Kısa görev 1
27 Mayıs açıklamasında "Üniversite hocaları yerlerde" sözlerinin geçtiği yerle açılıp "vurulup kırılmaya başlamıştı." ile kapanan bölümü olduğu gibi alıntılar mısın?
Kısa görev 2
27 Mayıs 1960 ihtilaline dair açıklamayı kaldığı yerden devam ettirir misin?

___ Alıntı

İşçi Partisi, unutulan 27 Mayısa sahip çıktıİşçi Partisis Adana İl Başkanı Hayrettin Çavuşoğlu, 27 Mayıs 1960 yılında yapılan ihtilale sahip çıktı. Çavuşoğlu yaptığı açıklamada şunları söyledi: ''27 Mayıs 1960'ın hemen öncesini hatırlayanlar, bilenler, okuyup
anlayabilenler, tarihden ders alınmadığını göreceklerdir. O günler de,
tıpkı bu günkü gibi, Üniversite gençliği örseleniyordu, hırpalanıyordu.
Üniversite hocaları yerlerde sürükleniyordu. O zaman biber gazı yoktu,
polis atlarının demirden nallı ayakları vardı. Halkın toplumsal
muhalefetinin öncüsü gençler vurulup kırılmaya başlamıştı.
Gün olmuş, "Odunu aday yapsam seçtiririm" diyecek kadar kendilerinde
olağanüstü bir otorite var olduğunu sanmışlar. Gün olmuş, zora düşünce "Siz isterseniz hilafeti bile getirebilirsiniz" diyerek, Cumhuriyetten, Devrimlerinden kolayca sapabilecek, siyasi bacizlikler sergilemişlerdir. Hukuk, iktidar sahiplerinin iki dudağı arasında sıkışıp kalmıştı. Mecliste, İstiklal Mahkemelerinin yetkilerini andıran yetkilerle donatılan "Tahkikat Komisyonları" kurulmuştu.Türkiye ikiye bölünmüştü. Devlet radyolarından her gün "Vatan Cephesine"geçenlerin listesi saatlerce yayınlanır olmuştu. Karşıda ise, Milli
Mücadelenin, İstiklal Savaşının kahraman komutanı İsmet İnönü'nün başında
olduğu CHP'li yurttaşlar vardı. O kadar ki, köylerde camiler bile
paylaşılmıştı. Cumhuriyetin, dişinden tırnağından artırdıkları har vurulup
harman savrulmuştu. Yıllarca sövülüp sayılan SSCB'ye ekonomik yardım
dilenme programları için yol hazırlıkları başlamıştı.

______
___ Kaynak malzeme

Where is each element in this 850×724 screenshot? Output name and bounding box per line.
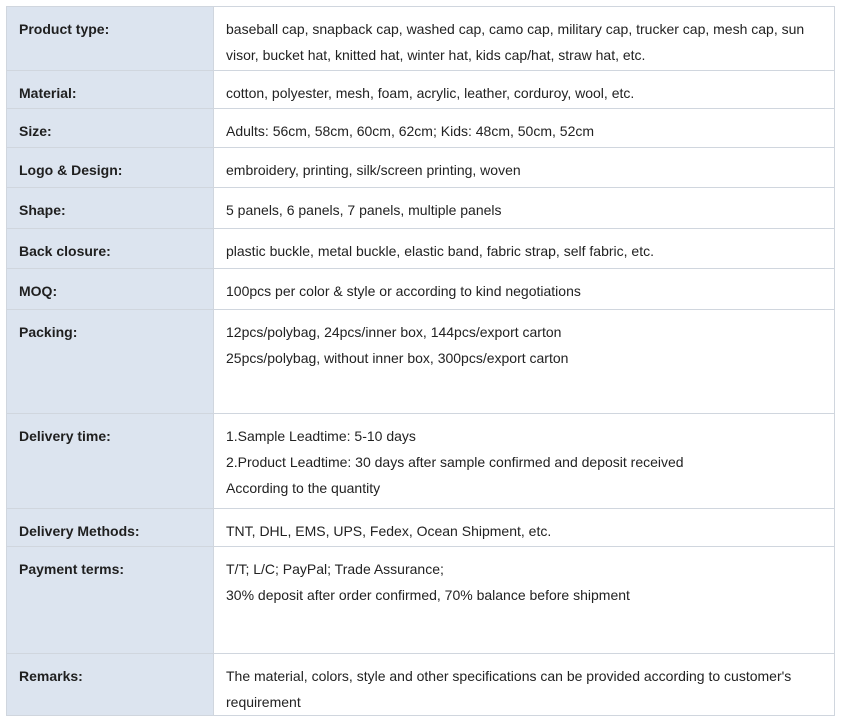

______

Yanıt 1
Üniversite hocaları yerlerde sürükleniyordu. O zaman biber gazı yoktu,
polis atlarının demirden nallı ayakları vardı. Halkın toplumsal
muhalefetinin öncüsü gençler vurulup kırılmaya başlamıştı.

Yanıt 2
İşte 27 Mayıs,
Yapılan bunca zulme karşı çıkıştır. Ayaklar altına alınan hukuku, adaleti
sahiplenmedir. Yurttaşlık hukukunun tekrar ayağa kaldırılmasıdır. 27 Mayıs'la Türk Milleti kendisine yakışan ve hak ettiği özgürlüklerin tadını 1961 Anayasası ile tatmıştır. 27 Mayıs, Anayasa Mahkemesi, Özerk Üniversiteler, Çift meclis, Hâkimler Yüksek
Kurulu, Savcılar Yüksek Kurulu, Devlet Planlama Teşkilatı gibi kurumlarla
Devletin, Devlet gibi örgütlenmesidir. Kerameti kendinden menkul şeyhlerin dizi dibinde yetişen, Eşbaşkanlık etiketini mezuniyet diploması zanneden, Yabancı Devlet görevlerini parti kongrelerinde böbürlenerek anlatan
zorbalara ve diktatörlere karşı hukuku üstün kılmadır. CIA demokrasisinde, hukuk görmezden gelinebilir. İstendiğinde milletvekili bile olsa tutuklanabilir. Yıllarca zindanlarda alıkonabilir. Silivri zindanlarında esir tutulan yurtseverler, aydınlar, kahraman
subaylar ve milletvekillerine yaşatıldığı gibi. Orada millet iradesinin adı
yoktur. Özel mahkemeler vardır. O Mahkemelerin marifeti Mehmet Perinçek'i,
Doğu Perinçek'in oğlu olması ve ondan intikam alma duygusu ile
tutuklamaktır. Hayal ettikleri istasyona gelinceye kadar, bindikleri tren milli iradedir.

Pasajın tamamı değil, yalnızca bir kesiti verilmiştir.